Task instructions: Read through the records below and copy each line that uses the word "account".

Dataset items:

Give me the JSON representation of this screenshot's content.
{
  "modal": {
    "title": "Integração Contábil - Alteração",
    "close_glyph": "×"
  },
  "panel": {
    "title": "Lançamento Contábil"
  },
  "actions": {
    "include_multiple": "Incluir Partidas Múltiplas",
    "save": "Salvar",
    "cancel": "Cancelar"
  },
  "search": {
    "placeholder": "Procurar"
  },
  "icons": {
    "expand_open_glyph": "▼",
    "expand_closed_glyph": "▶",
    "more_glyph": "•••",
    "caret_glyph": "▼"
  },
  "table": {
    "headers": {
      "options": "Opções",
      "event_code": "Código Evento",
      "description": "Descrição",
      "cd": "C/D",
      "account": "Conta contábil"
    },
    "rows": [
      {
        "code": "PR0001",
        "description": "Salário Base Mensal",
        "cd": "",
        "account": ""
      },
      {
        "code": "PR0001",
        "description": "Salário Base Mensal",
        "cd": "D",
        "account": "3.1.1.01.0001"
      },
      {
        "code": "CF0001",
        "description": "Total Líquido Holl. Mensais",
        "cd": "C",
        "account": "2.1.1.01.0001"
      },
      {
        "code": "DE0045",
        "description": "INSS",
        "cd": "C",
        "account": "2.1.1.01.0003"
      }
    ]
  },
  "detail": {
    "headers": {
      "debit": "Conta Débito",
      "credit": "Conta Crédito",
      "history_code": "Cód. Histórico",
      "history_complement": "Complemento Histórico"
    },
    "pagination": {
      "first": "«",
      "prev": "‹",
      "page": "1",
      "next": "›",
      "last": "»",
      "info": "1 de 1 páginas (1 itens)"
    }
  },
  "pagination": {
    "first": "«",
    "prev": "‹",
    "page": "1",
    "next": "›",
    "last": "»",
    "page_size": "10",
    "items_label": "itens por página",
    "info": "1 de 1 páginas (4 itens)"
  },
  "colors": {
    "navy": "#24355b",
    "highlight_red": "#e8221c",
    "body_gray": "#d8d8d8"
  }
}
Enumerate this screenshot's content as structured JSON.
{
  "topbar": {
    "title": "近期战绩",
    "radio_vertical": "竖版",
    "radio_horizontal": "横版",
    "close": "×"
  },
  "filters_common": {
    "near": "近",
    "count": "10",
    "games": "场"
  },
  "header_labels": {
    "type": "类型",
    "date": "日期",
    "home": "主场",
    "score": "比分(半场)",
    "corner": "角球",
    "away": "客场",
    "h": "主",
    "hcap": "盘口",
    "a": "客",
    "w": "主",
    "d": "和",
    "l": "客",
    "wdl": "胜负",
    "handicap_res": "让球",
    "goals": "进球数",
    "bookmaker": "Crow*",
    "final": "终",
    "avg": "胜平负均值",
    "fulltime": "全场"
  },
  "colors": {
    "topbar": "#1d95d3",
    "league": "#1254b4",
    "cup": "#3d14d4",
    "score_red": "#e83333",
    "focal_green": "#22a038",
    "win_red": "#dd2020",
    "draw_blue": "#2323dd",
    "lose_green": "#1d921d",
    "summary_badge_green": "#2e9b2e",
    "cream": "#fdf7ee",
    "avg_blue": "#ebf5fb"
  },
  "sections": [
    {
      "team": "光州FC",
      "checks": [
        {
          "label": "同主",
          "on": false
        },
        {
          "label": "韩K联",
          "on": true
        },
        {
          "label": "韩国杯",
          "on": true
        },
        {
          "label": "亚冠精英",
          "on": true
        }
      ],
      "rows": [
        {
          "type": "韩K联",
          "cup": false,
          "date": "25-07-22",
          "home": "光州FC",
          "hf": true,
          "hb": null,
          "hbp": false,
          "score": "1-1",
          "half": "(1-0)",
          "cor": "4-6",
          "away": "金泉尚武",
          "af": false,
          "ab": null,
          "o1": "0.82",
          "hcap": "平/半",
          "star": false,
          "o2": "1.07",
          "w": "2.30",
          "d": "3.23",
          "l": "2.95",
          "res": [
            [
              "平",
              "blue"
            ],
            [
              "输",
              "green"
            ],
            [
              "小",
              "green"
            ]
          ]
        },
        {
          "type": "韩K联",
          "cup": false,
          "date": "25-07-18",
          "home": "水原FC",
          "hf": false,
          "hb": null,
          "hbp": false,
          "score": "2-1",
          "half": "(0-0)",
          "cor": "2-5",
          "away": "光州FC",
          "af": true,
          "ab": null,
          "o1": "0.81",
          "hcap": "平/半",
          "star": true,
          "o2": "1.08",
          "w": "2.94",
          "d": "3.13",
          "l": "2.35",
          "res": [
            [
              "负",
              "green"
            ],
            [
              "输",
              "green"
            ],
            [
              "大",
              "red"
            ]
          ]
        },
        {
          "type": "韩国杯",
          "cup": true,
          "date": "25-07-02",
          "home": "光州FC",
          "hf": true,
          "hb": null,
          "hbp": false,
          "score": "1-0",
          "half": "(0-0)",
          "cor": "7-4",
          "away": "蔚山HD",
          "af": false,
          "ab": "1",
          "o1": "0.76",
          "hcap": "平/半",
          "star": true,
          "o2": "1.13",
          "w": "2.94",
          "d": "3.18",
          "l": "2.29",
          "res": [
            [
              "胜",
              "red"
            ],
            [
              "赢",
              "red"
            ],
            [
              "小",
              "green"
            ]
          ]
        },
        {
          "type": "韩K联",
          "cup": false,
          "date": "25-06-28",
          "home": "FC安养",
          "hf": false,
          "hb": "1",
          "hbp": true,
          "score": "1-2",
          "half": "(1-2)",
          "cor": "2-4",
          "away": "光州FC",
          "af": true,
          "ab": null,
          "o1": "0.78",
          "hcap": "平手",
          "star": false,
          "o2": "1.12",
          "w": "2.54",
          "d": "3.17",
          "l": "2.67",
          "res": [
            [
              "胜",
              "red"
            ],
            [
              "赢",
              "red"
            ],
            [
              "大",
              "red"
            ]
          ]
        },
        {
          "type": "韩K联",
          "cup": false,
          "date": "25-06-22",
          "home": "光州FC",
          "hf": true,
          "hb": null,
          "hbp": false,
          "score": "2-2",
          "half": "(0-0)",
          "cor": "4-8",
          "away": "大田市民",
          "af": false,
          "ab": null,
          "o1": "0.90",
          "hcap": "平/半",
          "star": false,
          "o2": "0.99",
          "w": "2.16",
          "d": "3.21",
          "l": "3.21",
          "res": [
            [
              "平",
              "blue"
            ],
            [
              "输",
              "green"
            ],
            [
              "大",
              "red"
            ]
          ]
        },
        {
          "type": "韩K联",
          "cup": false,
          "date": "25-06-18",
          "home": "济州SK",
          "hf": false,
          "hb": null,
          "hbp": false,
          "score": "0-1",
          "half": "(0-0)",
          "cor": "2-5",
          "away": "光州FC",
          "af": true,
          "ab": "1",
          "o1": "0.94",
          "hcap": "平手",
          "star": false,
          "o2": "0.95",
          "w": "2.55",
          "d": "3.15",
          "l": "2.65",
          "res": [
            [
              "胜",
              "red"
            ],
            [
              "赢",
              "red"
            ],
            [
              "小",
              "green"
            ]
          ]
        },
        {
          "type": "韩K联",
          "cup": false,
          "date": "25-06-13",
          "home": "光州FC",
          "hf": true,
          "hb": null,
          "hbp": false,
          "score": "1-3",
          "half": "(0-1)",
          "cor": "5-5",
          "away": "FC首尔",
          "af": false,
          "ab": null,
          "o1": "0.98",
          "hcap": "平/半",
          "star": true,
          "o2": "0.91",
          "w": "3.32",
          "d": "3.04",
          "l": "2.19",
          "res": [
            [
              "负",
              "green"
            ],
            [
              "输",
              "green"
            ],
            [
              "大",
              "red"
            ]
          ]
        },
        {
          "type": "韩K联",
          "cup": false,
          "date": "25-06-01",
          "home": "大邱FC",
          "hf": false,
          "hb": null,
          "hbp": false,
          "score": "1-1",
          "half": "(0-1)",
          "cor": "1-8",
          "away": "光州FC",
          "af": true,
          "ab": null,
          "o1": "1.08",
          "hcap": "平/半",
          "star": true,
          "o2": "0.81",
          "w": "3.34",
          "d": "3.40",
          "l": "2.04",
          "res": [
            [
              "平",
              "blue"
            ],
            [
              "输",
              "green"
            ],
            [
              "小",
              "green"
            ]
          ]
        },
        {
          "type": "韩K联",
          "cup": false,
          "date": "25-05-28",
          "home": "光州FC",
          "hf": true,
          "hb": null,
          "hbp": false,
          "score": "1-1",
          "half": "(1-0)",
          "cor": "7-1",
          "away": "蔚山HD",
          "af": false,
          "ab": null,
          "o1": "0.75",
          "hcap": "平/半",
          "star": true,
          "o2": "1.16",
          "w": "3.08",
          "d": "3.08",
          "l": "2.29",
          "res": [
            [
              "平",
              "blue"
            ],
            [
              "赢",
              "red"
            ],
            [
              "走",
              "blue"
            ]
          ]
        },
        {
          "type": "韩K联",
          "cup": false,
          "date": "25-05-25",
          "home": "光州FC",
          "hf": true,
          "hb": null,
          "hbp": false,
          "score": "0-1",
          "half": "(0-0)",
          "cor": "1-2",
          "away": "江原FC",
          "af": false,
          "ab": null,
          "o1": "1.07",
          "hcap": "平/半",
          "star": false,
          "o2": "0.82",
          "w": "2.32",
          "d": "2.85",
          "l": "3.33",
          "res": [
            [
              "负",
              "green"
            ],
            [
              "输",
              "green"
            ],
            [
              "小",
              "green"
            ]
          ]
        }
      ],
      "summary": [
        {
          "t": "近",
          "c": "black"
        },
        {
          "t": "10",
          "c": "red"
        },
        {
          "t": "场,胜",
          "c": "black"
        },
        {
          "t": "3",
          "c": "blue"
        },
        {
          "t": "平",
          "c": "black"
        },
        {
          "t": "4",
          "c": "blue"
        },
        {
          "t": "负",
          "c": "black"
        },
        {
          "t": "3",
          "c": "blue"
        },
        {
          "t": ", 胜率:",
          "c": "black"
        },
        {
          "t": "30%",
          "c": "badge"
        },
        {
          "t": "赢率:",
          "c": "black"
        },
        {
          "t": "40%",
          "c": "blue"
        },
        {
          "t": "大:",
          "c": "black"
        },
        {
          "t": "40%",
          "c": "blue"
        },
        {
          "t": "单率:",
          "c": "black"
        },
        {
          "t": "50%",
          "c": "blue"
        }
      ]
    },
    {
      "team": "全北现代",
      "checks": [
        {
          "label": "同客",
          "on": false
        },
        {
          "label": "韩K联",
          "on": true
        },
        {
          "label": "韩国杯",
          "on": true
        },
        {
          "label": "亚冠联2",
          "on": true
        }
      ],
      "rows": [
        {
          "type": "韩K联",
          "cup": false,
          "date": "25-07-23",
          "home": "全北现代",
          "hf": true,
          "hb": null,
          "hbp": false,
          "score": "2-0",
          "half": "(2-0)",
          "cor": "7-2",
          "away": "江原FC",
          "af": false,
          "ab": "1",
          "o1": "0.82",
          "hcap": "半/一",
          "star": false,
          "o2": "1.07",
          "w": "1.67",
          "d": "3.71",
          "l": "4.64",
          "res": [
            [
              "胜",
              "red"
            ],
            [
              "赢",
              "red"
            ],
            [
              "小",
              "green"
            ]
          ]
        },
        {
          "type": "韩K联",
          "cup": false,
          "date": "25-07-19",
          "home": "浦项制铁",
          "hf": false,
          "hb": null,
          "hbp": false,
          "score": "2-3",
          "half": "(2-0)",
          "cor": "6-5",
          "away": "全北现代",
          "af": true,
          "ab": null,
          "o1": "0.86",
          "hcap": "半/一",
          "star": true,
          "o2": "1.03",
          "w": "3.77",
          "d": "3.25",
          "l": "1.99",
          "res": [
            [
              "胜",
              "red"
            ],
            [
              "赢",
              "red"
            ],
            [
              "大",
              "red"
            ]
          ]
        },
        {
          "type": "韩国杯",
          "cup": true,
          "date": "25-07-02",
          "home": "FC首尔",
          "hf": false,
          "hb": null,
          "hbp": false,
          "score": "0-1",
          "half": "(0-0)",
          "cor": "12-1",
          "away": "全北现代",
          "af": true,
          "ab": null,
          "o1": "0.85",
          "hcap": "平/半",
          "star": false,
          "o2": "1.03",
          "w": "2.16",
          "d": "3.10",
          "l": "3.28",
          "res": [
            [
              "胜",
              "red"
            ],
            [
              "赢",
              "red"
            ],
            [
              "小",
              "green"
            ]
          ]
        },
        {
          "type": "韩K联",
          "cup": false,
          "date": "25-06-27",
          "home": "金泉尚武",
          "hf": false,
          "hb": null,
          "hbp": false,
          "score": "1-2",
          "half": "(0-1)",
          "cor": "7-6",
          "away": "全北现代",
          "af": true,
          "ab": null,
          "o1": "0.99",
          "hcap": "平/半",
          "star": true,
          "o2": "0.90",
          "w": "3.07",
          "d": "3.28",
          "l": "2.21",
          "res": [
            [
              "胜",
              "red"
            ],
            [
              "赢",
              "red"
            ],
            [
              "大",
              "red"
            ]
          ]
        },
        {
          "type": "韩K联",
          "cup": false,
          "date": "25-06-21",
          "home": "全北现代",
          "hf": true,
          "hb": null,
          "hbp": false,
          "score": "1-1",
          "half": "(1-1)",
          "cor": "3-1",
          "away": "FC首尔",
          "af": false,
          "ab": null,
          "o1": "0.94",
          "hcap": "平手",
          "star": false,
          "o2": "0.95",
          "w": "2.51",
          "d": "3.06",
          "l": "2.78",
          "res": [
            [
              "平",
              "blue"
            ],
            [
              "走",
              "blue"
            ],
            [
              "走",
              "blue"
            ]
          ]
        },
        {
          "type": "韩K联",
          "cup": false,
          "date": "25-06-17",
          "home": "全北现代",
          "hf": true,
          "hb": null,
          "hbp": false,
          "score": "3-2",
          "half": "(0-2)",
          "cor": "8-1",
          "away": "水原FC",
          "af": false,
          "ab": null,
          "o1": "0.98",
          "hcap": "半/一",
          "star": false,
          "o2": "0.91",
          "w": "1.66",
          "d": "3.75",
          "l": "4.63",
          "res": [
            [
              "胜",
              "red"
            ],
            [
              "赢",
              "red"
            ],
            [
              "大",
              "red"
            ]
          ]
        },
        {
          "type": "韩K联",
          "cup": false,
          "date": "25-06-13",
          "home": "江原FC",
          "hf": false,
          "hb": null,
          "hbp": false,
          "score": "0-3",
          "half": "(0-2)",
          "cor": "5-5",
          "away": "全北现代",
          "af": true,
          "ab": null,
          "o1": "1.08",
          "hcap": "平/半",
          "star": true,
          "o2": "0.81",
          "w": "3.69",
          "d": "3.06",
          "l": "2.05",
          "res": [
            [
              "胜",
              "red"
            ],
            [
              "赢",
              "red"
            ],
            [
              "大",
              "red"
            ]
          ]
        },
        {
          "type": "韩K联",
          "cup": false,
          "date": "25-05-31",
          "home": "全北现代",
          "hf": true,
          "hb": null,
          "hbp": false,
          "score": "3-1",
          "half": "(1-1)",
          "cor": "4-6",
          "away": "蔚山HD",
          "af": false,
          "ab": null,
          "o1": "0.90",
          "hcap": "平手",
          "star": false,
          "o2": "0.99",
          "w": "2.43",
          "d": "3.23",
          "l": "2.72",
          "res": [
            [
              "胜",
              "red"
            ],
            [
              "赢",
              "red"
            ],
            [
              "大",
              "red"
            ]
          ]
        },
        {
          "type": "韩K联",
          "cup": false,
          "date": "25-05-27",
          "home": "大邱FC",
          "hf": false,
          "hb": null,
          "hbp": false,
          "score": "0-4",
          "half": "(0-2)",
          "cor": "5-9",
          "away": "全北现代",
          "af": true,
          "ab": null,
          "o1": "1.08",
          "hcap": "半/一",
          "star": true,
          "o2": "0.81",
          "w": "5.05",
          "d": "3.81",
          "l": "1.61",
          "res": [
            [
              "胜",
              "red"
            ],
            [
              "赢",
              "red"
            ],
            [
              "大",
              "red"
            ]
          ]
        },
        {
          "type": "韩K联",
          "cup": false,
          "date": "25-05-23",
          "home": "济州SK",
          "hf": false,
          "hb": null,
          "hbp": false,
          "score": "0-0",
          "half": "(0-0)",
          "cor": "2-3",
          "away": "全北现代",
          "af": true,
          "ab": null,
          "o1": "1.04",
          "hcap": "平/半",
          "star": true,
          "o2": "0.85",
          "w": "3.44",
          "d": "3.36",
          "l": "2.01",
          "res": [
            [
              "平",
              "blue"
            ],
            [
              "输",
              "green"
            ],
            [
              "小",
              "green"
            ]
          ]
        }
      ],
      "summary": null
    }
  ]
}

The solution:
      "account": "Conta contábil"
        "account": ""
        "account": "3.1.1.01.0001"
        "account": "2.1.1.01.0001"
        "account": "2.1.1.01.0003"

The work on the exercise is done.